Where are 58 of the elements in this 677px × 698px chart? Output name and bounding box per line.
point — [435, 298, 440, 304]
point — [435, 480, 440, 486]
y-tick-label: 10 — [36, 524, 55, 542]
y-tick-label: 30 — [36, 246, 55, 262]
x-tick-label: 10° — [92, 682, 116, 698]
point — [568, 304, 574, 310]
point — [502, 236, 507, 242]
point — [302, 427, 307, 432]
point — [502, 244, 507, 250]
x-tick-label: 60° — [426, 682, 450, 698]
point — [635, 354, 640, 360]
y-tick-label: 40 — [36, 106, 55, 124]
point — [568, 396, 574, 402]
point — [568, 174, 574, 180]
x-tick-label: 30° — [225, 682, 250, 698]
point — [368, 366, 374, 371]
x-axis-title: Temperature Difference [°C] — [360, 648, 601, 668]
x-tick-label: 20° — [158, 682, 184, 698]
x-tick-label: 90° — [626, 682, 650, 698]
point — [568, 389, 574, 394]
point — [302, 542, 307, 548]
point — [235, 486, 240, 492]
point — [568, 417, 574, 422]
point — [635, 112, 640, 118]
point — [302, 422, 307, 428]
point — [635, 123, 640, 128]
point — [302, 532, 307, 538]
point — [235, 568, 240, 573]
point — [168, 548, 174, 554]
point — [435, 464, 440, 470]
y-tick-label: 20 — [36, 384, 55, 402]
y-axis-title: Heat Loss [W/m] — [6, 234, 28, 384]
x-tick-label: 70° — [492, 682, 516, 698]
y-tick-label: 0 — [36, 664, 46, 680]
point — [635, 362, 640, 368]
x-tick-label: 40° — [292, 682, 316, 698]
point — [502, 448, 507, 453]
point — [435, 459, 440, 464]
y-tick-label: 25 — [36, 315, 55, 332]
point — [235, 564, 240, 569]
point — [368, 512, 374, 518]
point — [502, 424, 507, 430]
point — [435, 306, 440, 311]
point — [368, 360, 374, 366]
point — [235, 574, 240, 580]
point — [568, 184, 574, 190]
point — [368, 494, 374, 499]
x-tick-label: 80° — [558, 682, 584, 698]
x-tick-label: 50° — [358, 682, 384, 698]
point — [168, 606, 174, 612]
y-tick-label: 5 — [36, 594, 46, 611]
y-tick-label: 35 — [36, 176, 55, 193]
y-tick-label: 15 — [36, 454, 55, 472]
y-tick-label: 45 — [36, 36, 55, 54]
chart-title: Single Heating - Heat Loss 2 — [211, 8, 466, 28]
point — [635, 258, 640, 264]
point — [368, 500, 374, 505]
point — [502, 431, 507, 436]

···

» TASK STATEMENT: Collect every row above that contains the string "title", copying each such row in full. The match is case-sensitive.

» FINISHED ANSWER:
x-axis-title: Temperature Difference [°C] — [360, 648, 601, 668]
y-axis-title: Heat Loss [W/m] — [6, 234, 28, 384]
chart-title: Single Heating - Heat Loss 2 — [211, 8, 466, 28]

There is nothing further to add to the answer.